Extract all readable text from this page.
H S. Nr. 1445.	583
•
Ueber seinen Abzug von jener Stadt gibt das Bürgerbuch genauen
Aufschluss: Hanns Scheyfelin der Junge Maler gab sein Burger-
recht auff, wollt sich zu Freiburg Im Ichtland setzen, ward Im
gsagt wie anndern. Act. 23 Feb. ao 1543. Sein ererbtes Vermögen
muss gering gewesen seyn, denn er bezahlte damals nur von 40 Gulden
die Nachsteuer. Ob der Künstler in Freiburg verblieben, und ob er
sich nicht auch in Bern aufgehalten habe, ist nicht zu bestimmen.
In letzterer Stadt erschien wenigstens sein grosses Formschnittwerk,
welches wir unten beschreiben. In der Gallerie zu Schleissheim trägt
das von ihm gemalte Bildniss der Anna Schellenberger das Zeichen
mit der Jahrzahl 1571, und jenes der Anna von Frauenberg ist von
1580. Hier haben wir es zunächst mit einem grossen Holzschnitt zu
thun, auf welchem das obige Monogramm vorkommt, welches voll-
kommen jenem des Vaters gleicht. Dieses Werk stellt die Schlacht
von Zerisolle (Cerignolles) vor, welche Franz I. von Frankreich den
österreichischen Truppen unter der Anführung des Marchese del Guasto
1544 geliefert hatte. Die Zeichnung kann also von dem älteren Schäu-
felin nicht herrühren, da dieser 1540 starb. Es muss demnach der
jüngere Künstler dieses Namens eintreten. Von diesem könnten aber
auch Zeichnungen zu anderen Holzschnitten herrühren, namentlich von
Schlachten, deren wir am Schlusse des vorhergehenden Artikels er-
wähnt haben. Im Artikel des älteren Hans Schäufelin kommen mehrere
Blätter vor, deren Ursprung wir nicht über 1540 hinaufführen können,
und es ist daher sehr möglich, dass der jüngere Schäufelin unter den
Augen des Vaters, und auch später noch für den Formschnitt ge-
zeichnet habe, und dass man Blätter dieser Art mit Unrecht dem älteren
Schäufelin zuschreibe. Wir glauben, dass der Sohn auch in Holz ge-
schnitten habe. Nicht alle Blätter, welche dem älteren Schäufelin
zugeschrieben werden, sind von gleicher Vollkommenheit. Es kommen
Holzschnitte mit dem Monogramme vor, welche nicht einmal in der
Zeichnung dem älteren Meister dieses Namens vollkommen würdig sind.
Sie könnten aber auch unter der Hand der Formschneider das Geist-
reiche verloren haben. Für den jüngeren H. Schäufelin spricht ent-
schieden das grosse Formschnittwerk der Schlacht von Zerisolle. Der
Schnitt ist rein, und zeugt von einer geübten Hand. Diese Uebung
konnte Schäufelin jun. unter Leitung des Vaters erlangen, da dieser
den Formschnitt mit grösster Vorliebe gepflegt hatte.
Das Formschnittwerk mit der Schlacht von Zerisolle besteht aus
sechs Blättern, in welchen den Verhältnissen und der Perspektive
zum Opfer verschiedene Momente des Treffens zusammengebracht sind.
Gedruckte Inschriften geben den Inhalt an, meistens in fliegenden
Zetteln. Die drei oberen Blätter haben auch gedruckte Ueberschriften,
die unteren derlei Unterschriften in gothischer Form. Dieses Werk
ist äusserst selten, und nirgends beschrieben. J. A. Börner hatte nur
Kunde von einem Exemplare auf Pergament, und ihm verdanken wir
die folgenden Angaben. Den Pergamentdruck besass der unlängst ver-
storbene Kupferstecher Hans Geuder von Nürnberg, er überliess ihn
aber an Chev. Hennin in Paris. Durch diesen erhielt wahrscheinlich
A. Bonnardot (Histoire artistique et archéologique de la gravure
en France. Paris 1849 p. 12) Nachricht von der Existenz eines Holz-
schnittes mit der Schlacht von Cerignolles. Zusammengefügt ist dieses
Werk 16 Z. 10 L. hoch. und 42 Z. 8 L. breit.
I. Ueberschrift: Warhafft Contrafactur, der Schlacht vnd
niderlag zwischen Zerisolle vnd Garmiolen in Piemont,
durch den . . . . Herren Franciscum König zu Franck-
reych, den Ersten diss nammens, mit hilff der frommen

------------------------

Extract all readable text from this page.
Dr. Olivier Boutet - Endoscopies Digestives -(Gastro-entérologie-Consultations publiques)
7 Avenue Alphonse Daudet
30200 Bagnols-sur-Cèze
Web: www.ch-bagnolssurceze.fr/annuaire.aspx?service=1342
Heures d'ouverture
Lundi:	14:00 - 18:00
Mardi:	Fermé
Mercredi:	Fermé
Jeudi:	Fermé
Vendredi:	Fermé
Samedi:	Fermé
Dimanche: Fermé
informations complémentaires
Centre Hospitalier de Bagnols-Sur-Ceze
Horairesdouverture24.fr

------------------------

PROBLEM TO WORK ON: What is the number of lines holding the word "einem"? State it alone.

FINAL RESULT: 2